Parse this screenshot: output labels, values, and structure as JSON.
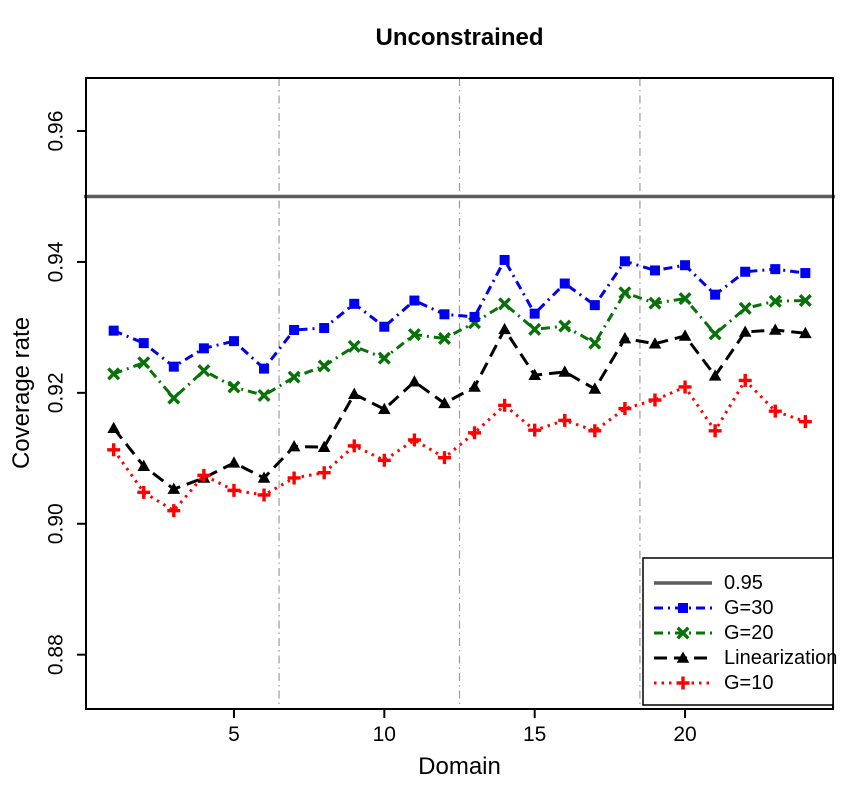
{
  "chart_data": {
    "type": "line",
    "title": "Unconstrained",
    "xlabel": "Domain",
    "ylabel": "Coverage rate",
    "x": [
      1,
      2,
      3,
      4,
      5,
      6,
      7,
      8,
      9,
      10,
      11,
      12,
      13,
      14,
      15,
      16,
      17,
      18,
      19,
      20,
      21,
      22,
      23,
      24
    ],
    "series": [
      {
        "name": "G=30",
        "color": "#0000EE",
        "marker": "square",
        "dash": "dashdot",
        "values": [
          0.9295,
          0.9276,
          0.924,
          0.9268,
          0.9279,
          0.9237,
          0.9296,
          0.9299,
          0.9336,
          0.9301,
          0.9341,
          0.932,
          0.9316,
          0.9403,
          0.9321,
          0.9367,
          0.9334,
          0.9401,
          0.9387,
          0.9395,
          0.935,
          0.9385,
          0.9389,
          0.9383
        ]
      },
      {
        "name": "G=20",
        "color": "#077207",
        "marker": "x",
        "dash": "dashdot",
        "values": [
          0.9229,
          0.9246,
          0.9192,
          0.9234,
          0.9209,
          0.9196,
          0.9224,
          0.9241,
          0.9271,
          0.9253,
          0.9289,
          0.9283,
          0.9307,
          0.9336,
          0.9297,
          0.9302,
          0.9276,
          0.9353,
          0.9337,
          0.9344,
          0.929,
          0.9329,
          0.934,
          0.9341
        ]
      },
      {
        "name": "Linearization",
        "color": "#000000",
        "marker": "triangle",
        "dash": "longdash",
        "values": [
          0.9146,
          0.9088,
          0.9053,
          0.907,
          0.9093,
          0.907,
          0.9118,
          0.9117,
          0.9198,
          0.9175,
          0.9217,
          0.9184,
          0.9209,
          0.9297,
          0.9227,
          0.9232,
          0.9206,
          0.9283,
          0.9275,
          0.9287,
          0.9226,
          0.9293,
          0.9296,
          0.9291
        ]
      },
      {
        "name": "G=10",
        "color": "#FF0000",
        "marker": "plus",
        "dash": "dotted",
        "values": [
          0.9113,
          0.9048,
          0.902,
          0.9074,
          0.9051,
          0.9044,
          0.907,
          0.9078,
          0.9119,
          0.9097,
          0.9128,
          0.9101,
          0.9139,
          0.9181,
          0.9143,
          0.9158,
          0.9142,
          0.9176,
          0.9189,
          0.9209,
          0.9142,
          0.9219,
          0.9172,
          0.9156
        ]
      }
    ],
    "reference_line": {
      "label": "0.95",
      "value": 0.95,
      "color": "#5C5C5C"
    },
    "group_separators": {
      "x": [
        6.5,
        12.5,
        18.5
      ],
      "color": "#9C9C9C",
      "style": "dashdot"
    },
    "xticks": [
      5,
      10,
      15,
      20
    ],
    "yticks": [
      0.88,
      0.9,
      0.92,
      0.94,
      0.96
    ],
    "xlim": [
      0.08,
      24.92
    ],
    "ylim": [
      0.8717,
      0.9681
    ],
    "grid": false,
    "legend": {
      "position": "bottom-right",
      "entries": [
        "0.95",
        "G=30",
        "G=20",
        "Linearization",
        "G=10"
      ]
    },
    "axis_color": "#000000"
  }
}
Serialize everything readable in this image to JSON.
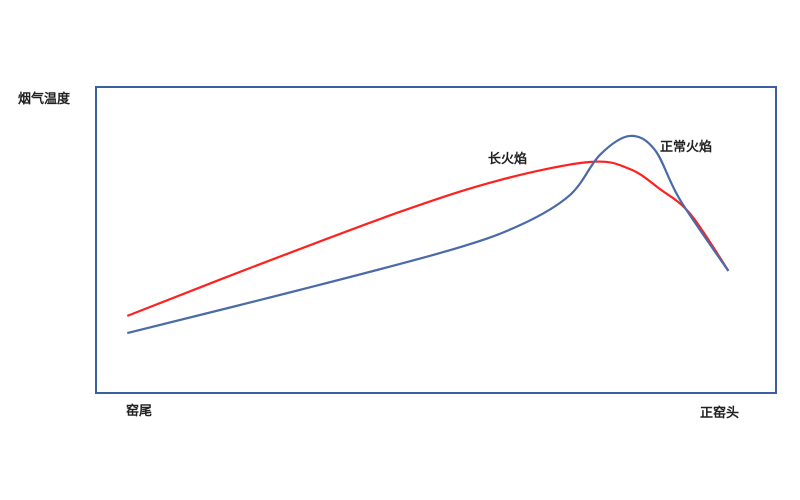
{
  "chart_data": {
    "type": "line",
    "title": "",
    "ylabel": "烟气温度",
    "x_start_label": "窑尾",
    "x_end_label": "正窑头",
    "xlim": [
      0,
      100
    ],
    "ylim": [
      0,
      100
    ],
    "grid": false,
    "series": [
      {
        "name": "长火焰",
        "color": "#ff2020",
        "x": [
          4.6,
          22.6,
          44.7,
          59.4,
          72.6,
          78.5,
          82.9,
          87.4,
          93.0
        ],
        "y": [
          25.2,
          40.8,
          59.2,
          69.6,
          75.5,
          73.2,
          66.7,
          58.5,
          39.9
        ]
      },
      {
        "name": "正常火焰",
        "color": "#4a6aa8",
        "x": [
          4.6,
          30.0,
          52.1,
          62.4,
          69.7,
          74.1,
          78.5,
          82.2,
          85.9,
          93.0
        ],
        "y": [
          19.6,
          33.7,
          46.7,
          54.9,
          64.7,
          77.8,
          84.0,
          79.4,
          63.1,
          39.9
        ]
      }
    ],
    "frame_color": "#3b5ea0"
  }
}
════════════════
▸ Work to complete
Nothing in the entries should change as you copy them, except that the pictures are left out.

▸ Result for this task
Parse this screenshot: output labels, values, and structure as JSON.
{
  "chart_data": {
    "type": "line",
    "title": "Unconstrained",
    "xlabel": "Domain",
    "ylabel": "Coverage rate",
    "x": [
      1,
      2,
      3,
      4,
      5,
      6,
      7,
      8,
      9,
      10,
      11,
      12,
      13,
      14,
      15,
      16,
      17,
      18,
      19,
      20,
      21,
      22,
      23,
      24
    ],
    "series": [
      {
        "name": "G=30",
        "color": "#0000EE",
        "marker": "square",
        "dash": "dashdot",
        "values": [
          0.9295,
          0.9276,
          0.924,
          0.9268,
          0.9279,
          0.9237,
          0.9296,
          0.9299,
          0.9336,
          0.9301,
          0.9341,
          0.932,
          0.9316,
          0.9403,
          0.9321,
          0.9367,
          0.9334,
          0.9401,
          0.9387,
          0.9395,
          0.935,
          0.9385,
          0.9389,
          0.9383
        ]
      },
      {
        "name": "G=20",
        "color": "#077207",
        "marker": "x",
        "dash": "dashdot",
        "values": [
          0.9229,
          0.9246,
          0.9192,
          0.9234,
          0.9209,
          0.9196,
          0.9224,
          0.9241,
          0.9271,
          0.9253,
          0.9289,
          0.9283,
          0.9307,
          0.9336,
          0.9297,
          0.9302,
          0.9276,
          0.9353,
          0.9337,
          0.9344,
          0.929,
          0.9329,
          0.934,
          0.9341
        ]
      },
      {
        "name": "Linearization",
        "color": "#000000",
        "marker": "triangle",
        "dash": "longdash",
        "values": [
          0.9146,
          0.9088,
          0.9053,
          0.907,
          0.9093,
          0.907,
          0.9118,
          0.9117,
          0.9198,
          0.9175,
          0.9217,
          0.9184,
          0.9209,
          0.9297,
          0.9227,
          0.9232,
          0.9206,
          0.9283,
          0.9275,
          0.9287,
          0.9226,
          0.9293,
          0.9296,
          0.9291
        ]
      },
      {
        "name": "G=10",
        "color": "#FF0000",
        "marker": "plus",
        "dash": "dotted",
        "values": [
          0.9113,
          0.9048,
          0.902,
          0.9074,
          0.9051,
          0.9044,
          0.907,
          0.9078,
          0.9119,
          0.9097,
          0.9128,
          0.9101,
          0.9139,
          0.9181,
          0.9143,
          0.9158,
          0.9142,
          0.9176,
          0.9189,
          0.9209,
          0.9142,
          0.9219,
          0.9172,
          0.9156
        ]
      }
    ],
    "reference_line": {
      "label": "0.95",
      "value": 0.95,
      "color": "#5C5C5C"
    },
    "group_separators": {
      "x": [
        6.5,
        12.5,
        18.5
      ],
      "color": "#9C9C9C",
      "style": "dashdot"
    },
    "xticks": [
      5,
      10,
      15,
      20
    ],
    "yticks": [
      0.88,
      0.9,
      0.92,
      0.94,
      0.96
    ],
    "xlim": [
      0.08,
      24.92
    ],
    "ylim": [
      0.8717,
      0.9681
    ],
    "grid": false,
    "legend": {
      "position": "bottom-right",
      "entries": [
        "0.95",
        "G=30",
        "G=20",
        "Linearization",
        "G=10"
      ]
    },
    "axis_color": "#000000"
  }
}
Serialize everything readable in this image to JSON.
{
  "chart_data": {
    "type": "line",
    "title": "",
    "ylabel": "烟气温度",
    "x_start_label": "窑尾",
    "x_end_label": "正窑头",
    "xlim": [
      0,
      100
    ],
    "ylim": [
      0,
      100
    ],
    "grid": false,
    "series": [
      {
        "name": "长火焰",
        "color": "#ff2020",
        "x": [
          4.6,
          22.6,
          44.7,
          59.4,
          72.6,
          78.5,
          82.9,
          87.4,
          93.0
        ],
        "y": [
          25.2,
          40.8,
          59.2,
          69.6,
          75.5,
          73.2,
          66.7,
          58.5,
          39.9
        ]
      },
      {
        "name": "正常火焰",
        "color": "#4a6aa8",
        "x": [
          4.6,
          30.0,
          52.1,
          62.4,
          69.7,
          74.1,
          78.5,
          82.2,
          85.9,
          93.0
        ],
        "y": [
          19.6,
          33.7,
          46.7,
          54.9,
          64.7,
          77.8,
          84.0,
          79.4,
          63.1,
          39.9
        ]
      }
    ],
    "frame_color": "#3b5ea0"
  }
}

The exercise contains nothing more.